[EXERCISE MATERIAL]:
=== Begin Enclosure ===

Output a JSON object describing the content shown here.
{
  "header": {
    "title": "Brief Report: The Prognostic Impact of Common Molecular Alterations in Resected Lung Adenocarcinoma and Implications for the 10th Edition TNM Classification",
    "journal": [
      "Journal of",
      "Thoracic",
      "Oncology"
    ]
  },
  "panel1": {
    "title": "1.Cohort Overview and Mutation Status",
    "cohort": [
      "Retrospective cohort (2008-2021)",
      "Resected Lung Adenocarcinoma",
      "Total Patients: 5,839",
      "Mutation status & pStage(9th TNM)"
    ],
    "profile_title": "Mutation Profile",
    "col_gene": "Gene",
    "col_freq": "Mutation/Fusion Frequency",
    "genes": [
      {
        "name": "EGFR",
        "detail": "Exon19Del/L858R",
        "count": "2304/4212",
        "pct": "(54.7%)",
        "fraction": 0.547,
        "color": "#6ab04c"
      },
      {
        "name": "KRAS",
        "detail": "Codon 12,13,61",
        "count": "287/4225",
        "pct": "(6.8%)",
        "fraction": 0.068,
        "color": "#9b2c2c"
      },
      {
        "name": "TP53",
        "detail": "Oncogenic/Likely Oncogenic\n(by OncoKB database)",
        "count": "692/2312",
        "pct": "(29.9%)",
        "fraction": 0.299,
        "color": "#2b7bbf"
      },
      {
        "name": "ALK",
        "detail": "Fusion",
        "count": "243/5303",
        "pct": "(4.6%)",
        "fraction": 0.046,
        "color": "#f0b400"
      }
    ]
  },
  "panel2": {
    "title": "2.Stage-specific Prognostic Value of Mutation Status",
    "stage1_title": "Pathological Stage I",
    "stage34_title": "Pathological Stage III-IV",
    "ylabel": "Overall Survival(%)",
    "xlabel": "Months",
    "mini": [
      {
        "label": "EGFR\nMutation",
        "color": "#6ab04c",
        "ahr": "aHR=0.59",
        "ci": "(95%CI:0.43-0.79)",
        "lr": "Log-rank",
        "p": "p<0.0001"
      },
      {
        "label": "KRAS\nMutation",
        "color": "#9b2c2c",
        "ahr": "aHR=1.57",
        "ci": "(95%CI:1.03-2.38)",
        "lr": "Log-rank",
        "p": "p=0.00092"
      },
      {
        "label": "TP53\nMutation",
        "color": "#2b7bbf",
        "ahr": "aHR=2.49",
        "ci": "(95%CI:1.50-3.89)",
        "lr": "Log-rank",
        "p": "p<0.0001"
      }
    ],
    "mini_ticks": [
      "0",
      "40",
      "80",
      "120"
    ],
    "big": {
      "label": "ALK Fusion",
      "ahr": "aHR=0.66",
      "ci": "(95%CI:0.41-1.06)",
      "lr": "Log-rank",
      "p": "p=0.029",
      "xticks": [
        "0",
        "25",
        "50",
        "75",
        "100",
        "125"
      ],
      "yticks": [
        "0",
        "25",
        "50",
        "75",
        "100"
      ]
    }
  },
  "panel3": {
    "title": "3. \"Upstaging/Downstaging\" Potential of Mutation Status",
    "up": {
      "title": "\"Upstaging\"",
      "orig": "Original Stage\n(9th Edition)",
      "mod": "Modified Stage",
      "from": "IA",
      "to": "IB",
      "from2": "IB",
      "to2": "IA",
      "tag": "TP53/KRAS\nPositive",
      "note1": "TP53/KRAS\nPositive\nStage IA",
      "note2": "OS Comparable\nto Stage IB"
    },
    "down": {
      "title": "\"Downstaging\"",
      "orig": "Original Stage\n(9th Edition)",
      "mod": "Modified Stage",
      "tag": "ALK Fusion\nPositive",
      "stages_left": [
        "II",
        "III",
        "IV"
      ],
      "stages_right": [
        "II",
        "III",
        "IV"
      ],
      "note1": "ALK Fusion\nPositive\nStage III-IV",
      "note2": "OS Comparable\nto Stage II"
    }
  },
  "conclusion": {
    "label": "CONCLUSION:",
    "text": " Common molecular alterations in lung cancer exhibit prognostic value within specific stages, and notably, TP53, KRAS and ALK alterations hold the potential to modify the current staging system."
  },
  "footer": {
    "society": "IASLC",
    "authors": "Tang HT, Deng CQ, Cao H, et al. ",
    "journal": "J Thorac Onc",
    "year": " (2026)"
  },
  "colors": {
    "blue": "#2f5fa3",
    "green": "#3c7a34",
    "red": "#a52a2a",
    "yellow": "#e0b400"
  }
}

=== End Enclosure ===

[THE TASK]: Once each line with "Comparable" in the entries is counted, state the total and nothing else.

[WRITTEN ANSWER]: 2